Aim of the exercise: Answer with a single number: the count of lines that include the string "faeces".

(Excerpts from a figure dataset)
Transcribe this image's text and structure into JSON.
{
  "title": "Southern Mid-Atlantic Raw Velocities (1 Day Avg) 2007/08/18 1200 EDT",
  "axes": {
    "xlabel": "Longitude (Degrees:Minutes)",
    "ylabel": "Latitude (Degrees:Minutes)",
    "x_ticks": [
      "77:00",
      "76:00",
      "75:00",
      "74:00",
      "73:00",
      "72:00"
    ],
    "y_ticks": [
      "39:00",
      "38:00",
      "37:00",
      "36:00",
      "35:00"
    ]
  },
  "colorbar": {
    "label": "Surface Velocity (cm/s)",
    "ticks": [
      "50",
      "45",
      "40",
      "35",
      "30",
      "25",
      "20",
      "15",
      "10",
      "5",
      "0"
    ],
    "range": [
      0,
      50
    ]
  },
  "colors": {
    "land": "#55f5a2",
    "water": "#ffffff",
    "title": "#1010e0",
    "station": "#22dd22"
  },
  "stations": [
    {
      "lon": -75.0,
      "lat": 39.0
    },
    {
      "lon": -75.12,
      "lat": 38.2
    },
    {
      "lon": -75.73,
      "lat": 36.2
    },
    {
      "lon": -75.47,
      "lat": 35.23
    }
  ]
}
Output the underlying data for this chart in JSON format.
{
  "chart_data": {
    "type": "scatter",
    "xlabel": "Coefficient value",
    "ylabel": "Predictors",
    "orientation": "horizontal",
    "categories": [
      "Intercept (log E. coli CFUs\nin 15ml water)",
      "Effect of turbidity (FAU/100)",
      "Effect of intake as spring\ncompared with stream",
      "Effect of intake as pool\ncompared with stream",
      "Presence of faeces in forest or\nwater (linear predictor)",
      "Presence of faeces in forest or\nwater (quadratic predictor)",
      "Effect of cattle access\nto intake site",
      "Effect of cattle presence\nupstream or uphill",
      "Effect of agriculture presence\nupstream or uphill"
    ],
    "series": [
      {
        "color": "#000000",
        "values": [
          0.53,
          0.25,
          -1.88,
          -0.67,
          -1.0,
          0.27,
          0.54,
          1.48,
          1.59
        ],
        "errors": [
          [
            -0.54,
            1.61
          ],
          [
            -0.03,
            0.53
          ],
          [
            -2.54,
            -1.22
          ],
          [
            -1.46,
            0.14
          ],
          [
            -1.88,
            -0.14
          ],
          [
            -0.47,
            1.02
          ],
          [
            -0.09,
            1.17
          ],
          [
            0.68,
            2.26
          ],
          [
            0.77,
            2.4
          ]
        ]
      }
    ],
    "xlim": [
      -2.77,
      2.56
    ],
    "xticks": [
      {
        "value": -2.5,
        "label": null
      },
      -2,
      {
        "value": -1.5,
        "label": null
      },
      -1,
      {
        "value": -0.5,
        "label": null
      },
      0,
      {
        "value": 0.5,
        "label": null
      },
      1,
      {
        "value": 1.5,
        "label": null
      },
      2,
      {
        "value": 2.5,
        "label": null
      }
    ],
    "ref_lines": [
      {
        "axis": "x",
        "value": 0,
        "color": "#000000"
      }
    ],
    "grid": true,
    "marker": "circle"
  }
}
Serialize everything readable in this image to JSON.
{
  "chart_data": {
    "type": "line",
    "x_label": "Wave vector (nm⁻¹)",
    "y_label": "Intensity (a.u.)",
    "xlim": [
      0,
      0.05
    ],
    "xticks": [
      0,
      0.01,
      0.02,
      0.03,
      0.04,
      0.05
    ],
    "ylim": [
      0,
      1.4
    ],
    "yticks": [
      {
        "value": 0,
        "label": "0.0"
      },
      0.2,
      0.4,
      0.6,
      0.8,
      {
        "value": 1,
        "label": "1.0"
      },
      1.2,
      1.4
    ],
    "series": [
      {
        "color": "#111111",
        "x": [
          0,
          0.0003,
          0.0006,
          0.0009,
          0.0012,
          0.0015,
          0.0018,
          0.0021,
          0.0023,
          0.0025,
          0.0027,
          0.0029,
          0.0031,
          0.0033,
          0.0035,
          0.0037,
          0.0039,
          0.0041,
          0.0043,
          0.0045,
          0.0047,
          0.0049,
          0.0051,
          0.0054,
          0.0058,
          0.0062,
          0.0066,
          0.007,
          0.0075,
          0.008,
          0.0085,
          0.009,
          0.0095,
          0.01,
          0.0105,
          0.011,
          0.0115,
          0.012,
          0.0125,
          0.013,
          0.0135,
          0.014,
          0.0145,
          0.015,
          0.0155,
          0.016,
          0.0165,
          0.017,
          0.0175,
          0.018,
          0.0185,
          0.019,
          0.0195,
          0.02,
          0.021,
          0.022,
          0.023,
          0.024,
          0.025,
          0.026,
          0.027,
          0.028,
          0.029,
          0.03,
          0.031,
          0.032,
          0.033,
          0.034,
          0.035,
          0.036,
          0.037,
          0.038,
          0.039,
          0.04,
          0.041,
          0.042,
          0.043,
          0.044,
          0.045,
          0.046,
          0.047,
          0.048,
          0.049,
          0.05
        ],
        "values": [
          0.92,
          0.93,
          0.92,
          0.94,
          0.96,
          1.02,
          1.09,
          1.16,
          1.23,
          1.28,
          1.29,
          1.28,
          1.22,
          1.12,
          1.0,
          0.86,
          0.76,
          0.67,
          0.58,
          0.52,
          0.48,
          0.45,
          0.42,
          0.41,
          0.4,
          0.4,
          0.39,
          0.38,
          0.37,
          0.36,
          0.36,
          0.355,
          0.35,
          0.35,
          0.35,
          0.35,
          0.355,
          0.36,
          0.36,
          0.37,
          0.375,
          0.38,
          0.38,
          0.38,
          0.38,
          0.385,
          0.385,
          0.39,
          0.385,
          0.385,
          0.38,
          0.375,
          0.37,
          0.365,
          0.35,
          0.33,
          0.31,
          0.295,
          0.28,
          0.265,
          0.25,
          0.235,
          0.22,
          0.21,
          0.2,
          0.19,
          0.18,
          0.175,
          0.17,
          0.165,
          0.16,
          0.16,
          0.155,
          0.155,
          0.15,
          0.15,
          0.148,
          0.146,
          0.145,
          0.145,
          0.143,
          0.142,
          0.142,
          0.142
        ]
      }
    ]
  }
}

Solution for this task: 2